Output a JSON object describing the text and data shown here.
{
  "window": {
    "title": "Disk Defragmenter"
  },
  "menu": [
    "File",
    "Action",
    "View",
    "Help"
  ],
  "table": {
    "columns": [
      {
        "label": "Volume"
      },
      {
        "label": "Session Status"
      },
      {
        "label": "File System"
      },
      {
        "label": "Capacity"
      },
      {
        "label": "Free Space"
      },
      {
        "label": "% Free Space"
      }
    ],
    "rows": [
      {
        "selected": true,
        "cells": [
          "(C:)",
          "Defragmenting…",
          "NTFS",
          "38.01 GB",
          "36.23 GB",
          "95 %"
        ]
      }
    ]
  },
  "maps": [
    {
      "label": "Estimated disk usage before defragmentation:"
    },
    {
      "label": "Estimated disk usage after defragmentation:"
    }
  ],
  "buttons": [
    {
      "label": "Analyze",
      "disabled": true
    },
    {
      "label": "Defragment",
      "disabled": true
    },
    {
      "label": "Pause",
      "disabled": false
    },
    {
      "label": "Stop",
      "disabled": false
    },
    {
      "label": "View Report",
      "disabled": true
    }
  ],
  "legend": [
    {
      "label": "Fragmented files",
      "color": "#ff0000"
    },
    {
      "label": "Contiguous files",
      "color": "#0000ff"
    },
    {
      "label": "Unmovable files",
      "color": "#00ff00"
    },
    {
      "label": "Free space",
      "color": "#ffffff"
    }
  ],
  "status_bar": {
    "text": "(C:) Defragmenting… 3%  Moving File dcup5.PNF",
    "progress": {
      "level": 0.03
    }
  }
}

■ ■ ■ ■ ■ ■ ■

TASK
Each line that holds the word "color" should be extracted from the records.

OUTPUT FOR THIS TASK
      "color": "#ff0000"
      "color": "#0000ff"
      "color": "#00ff00"
      "color": "#ffffff"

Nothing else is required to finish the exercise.